**Task instructions:** Pictures should be excluded; otherwise, copy every entry exactly.

===== Recorded information

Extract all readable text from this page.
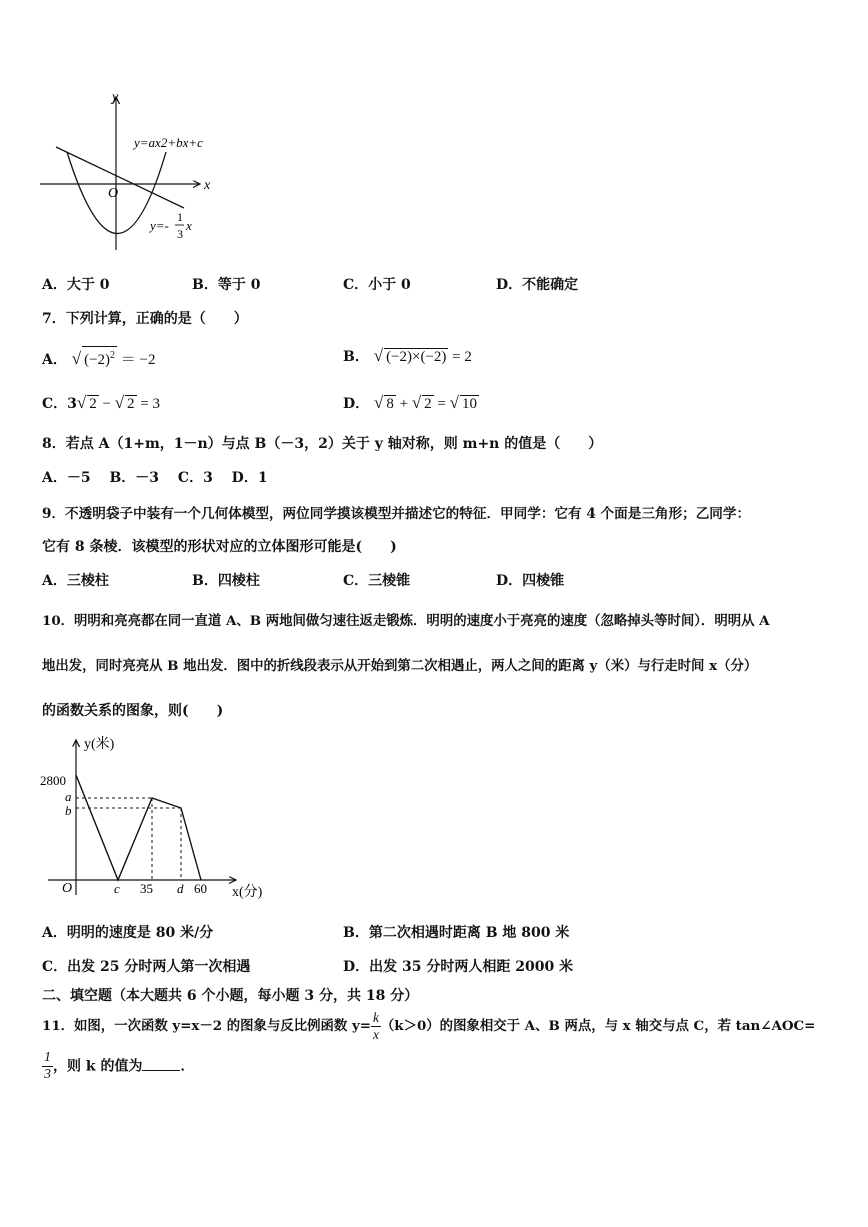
y
x
O
y=ax2+bx+c
y=-
1
3
x
A．大于 0	B．等于 0	C．小于 0	D．不能确定
7．下列计算，正确的是（　　）
A． √ $(-2)^2 = -2$	B． √ (−2)×(−2) = 2
C．3√ 2 − √ 2 = 3	D． √ 8 + √ 2 = √ 10
8．若点 A（1+m，1－n）与点 B（－3，2）关于 y 轴对称，则 m+n 的值是（　　）
A．－5　 B．－3　 C．3　 D．1
9．不透明袋子中装有一个几何体模型，两位同学摸该模型并描述它的特征．甲同学：它有 4 个面是三角形；乙同学：
它有 8 条棱．该模型的形状对应的立体图形可能是(　　)
A．三棱柱	B．四棱柱	C．三棱锥	D．四棱锥
10．明明和亮亮都在同一直道 A、B 两地间做匀速往返走锻炼．明明的速度小于亮亮的速度（忽略掉头等时间）．明明从 A
地出发，同时亮亮从 B 地出发．图中的折线段表示从开始到第二次相遇止，两人之间的距离 y（米）与行走时间 x（分）
的函数关系的图象，则(　　)
y(米)
x(分)
O
2800
a
b
c 35 d 60
A．明明的速度是 80 米/分	B．第二次相遇时距离 B 地 800 米
C．出发 25 分时两人第一次相遇	D．出发 35 分时两人相距 2000 米
二、填空题（本大题共 6 个小题，每小题 3 分，共 18 分）
11．如图，一次函数 y=x－2 的图象与反比例函数 $y= \frac{k}{x} (k>0)$的图象相交于 A、B 两点，与 x 轴交与点 C，若 tan∠AOC=
$\frac{1}{3}$ ，则 k 的值为	．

==========

**Written response:**
Extract all readable text from this page.
y
x
O
y=ax2+bx+c
y=-
1
3
x
A．大于 0	B．等于 0	C．小于 0	D．不能确定
7．下列计算，正确的是（　　）
A． √ $(-2)^2 = -2$	B． √ (−2)×(−2) = 2
C．3√ 2 − √ 2 = 3	D． √ 8 + √ 2 = √ 10
8．若点 A（1+m，1－n）与点 B（－3，2）关于 y 轴对称，则 m+n 的值是（　　）
A．－5　 B．－3　 C．3　 D．1
9．不透明袋子中装有一个几何体模型，两位同学摸该模型并描述它的特征．甲同学：它有 4 个面是三角形；乙同学：
它有 8 条棱．该模型的形状对应的立体图形可能是(　　)
A．三棱柱	B．四棱柱	C．三棱锥	D．四棱锥
10．明明和亮亮都在同一直道 A、B 两地间做匀速往返走锻炼．明明的速度小于亮亮的速度（忽略掉头等时间）．明明从 A
地出发，同时亮亮从 B 地出发．图中的折线段表示从开始到第二次相遇止，两人之间的距离 y（米）与行走时间 x（分）
的函数关系的图象，则(　　)
y(米)
x(分)
O
2800
a
b
c 35 d 60
A．明明的速度是 80 米/分	B．第二次相遇时距离 B 地 800 米
C．出发 25 分时两人第一次相遇	D．出发 35 分时两人相距 2000 米
二、填空题（本大题共 6 个小题，每小题 3 分，共 18 分）
11．如图，一次函数 y=x－2 的图象与反比例函数 $y= \frac{k}{x} (k>0)$的图象相交于 A、B 两点，与 x 轴交与点 C，若 tan∠AOC=
$\frac{1}{3}$ ，则 k 的值为	．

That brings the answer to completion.